** Begin PROVIDED INFORMATION **
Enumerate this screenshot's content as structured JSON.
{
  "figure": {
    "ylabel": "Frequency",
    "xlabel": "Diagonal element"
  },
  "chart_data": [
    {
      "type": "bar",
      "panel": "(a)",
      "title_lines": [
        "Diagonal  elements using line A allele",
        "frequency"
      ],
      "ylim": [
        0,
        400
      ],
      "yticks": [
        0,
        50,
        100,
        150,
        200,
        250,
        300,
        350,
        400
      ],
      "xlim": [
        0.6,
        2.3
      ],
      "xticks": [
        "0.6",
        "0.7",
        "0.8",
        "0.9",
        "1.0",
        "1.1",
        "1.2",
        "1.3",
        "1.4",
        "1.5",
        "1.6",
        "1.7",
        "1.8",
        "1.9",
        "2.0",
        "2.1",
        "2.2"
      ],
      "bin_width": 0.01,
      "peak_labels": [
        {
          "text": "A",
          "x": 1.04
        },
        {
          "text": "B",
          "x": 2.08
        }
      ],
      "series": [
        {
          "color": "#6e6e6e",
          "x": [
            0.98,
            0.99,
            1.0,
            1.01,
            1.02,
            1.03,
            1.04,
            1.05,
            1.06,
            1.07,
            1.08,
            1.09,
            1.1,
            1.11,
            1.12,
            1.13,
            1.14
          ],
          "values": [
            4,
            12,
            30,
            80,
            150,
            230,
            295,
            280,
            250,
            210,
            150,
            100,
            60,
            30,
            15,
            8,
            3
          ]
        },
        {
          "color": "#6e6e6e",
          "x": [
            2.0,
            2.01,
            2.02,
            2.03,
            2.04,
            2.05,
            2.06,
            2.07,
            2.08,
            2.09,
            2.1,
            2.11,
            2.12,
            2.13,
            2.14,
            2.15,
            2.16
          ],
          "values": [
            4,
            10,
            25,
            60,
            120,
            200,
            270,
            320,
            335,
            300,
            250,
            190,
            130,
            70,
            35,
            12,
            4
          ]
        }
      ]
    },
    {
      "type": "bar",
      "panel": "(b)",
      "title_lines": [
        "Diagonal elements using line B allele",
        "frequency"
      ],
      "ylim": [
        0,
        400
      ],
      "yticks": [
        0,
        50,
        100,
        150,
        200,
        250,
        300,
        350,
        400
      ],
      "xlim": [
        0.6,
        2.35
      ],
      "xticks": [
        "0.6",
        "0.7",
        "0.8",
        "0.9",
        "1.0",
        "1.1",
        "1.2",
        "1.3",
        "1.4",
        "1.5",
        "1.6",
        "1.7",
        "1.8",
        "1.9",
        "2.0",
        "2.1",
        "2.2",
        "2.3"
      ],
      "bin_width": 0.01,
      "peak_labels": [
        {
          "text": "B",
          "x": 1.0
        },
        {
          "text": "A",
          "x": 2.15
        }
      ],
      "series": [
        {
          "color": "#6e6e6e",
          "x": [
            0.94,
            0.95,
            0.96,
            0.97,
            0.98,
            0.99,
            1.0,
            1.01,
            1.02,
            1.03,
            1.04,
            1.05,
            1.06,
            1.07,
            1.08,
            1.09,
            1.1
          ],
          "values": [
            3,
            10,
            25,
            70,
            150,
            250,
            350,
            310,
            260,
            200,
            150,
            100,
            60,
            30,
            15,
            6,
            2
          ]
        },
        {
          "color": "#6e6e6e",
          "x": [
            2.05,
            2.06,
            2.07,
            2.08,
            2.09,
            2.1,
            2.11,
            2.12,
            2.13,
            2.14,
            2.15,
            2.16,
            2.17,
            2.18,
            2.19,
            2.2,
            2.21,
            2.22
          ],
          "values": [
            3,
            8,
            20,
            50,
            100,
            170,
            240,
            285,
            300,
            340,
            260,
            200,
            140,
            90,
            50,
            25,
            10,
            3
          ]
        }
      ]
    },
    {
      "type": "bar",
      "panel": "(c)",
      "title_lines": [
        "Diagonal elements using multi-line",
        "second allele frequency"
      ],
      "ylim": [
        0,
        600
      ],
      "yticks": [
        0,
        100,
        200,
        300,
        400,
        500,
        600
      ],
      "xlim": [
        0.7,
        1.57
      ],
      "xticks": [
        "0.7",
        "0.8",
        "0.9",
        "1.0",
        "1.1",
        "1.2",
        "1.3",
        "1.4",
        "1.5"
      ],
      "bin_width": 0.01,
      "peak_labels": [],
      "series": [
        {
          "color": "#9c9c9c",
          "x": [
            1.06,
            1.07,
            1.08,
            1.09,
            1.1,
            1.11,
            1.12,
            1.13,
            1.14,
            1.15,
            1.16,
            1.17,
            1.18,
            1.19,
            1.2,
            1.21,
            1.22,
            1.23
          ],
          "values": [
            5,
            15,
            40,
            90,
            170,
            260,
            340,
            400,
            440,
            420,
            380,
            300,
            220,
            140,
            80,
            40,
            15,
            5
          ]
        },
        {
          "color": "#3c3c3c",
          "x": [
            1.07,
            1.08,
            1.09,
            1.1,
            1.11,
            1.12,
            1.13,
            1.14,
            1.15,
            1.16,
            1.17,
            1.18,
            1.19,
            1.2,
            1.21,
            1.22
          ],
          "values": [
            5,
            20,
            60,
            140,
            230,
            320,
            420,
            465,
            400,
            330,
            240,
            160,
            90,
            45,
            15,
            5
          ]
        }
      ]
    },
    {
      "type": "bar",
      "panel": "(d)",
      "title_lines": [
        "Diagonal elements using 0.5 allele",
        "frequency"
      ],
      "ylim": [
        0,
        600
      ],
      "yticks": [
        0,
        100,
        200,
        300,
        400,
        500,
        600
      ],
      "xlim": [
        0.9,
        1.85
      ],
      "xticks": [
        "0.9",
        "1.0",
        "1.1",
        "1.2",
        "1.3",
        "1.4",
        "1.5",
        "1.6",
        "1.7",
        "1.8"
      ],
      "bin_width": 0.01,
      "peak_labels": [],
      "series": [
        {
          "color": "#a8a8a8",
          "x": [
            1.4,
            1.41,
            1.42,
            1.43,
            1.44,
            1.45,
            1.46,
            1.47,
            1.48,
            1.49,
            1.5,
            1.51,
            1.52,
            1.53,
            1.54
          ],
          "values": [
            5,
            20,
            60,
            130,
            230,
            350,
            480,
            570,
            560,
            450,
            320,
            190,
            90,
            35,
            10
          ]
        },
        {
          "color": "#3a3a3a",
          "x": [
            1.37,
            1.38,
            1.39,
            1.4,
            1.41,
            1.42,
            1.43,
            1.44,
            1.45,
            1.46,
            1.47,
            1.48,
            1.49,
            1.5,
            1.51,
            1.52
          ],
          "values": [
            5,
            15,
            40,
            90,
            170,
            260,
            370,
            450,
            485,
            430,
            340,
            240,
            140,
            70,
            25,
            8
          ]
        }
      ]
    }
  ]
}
** End PROVIDED INFORMATION **
◆ **AIM OF THE TASK**:
In the entries above, find the lines containing the word "Diagonal" and say how many there are, with no other words.

◆ **RESPONSE TO THIS TASK**:
5